| EXERCISE DIRECTIONS |
Go through the listing beneath this task and return every line that carries the string "color".

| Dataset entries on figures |
☆ ☆ ☆ ☆
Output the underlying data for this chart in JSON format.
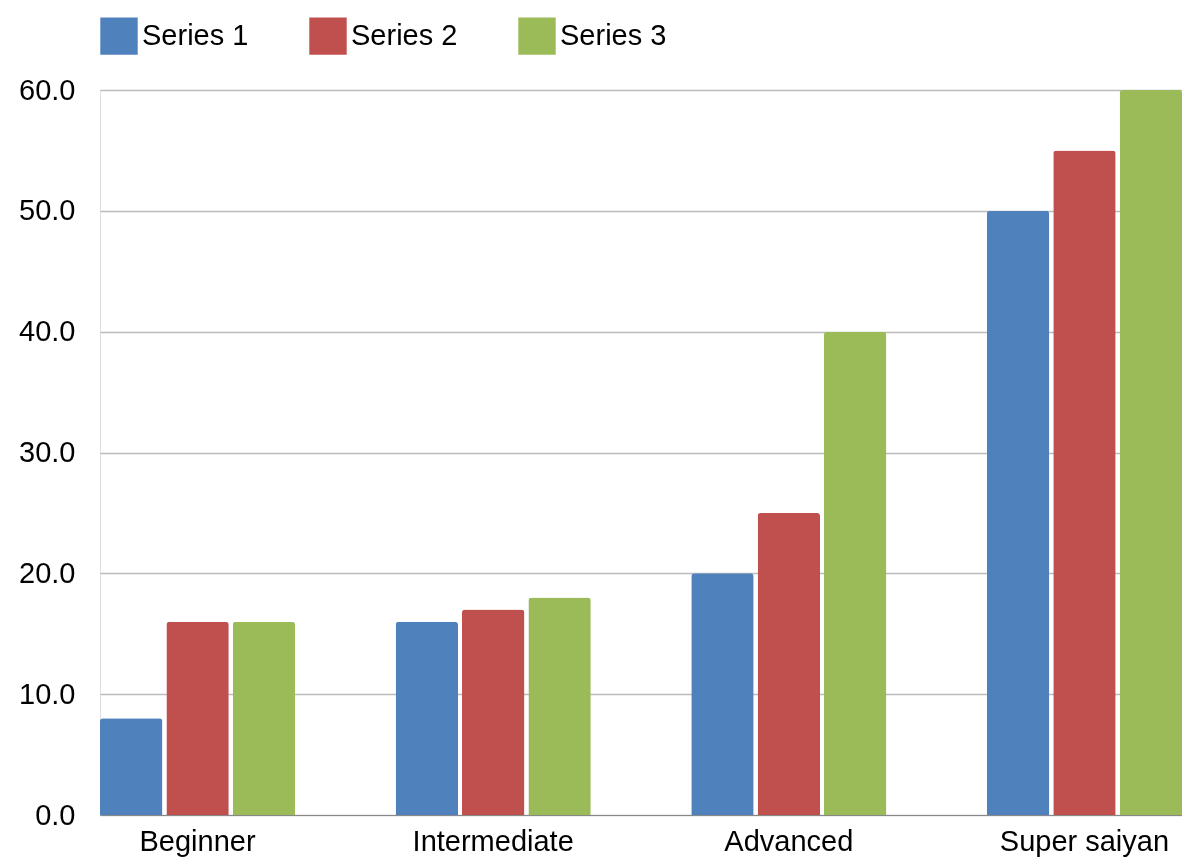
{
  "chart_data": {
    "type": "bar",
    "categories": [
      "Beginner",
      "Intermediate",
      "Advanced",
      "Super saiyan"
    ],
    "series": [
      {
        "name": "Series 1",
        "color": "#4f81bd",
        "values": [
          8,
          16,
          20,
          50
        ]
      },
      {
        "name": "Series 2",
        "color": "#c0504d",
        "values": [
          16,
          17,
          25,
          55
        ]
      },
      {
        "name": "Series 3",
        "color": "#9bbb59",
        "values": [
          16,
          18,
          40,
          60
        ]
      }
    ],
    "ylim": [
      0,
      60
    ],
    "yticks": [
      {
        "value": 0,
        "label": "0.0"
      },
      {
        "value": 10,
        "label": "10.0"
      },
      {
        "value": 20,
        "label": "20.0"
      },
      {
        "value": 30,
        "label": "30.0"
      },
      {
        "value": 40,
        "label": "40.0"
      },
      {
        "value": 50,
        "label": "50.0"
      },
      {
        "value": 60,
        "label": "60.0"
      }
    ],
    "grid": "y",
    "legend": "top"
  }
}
☆ ☆ ☆ ☆
| CORRECT ANSWER |
        "color": "#4f81bd",
        "color": "#c0504d",
        "color": "#9bbb59",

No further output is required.